** BEGIN Records for this task **
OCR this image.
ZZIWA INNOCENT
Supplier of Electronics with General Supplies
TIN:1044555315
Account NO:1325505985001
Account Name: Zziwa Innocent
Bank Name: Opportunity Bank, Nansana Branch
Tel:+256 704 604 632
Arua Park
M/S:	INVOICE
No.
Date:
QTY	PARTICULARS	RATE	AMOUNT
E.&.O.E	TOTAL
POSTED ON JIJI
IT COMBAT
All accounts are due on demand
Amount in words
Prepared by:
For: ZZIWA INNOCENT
** END Records for this task **
▸ What you have to do
All of the entries should be written out again exactly.

▸ Full solution
OCR this image.
ZZIWA INNOCENT
Supplier of Electronics with General Supplies
TIN:1044555315
Account NO:1325505985001
Account Name: Zziwa Innocent
Bank Name: Opportunity Bank, Nansana Branch
Tel:+256 704 604 632
Arua Park
M/S:	INVOICE
No.
Date:
QTY	PARTICULARS	RATE	AMOUNT
E.&.O.E	TOTAL
POSTED ON JIJI
IT COMBAT
All accounts are due on demand
Amount in words
Prepared by:
For: ZZIWA INNOCENT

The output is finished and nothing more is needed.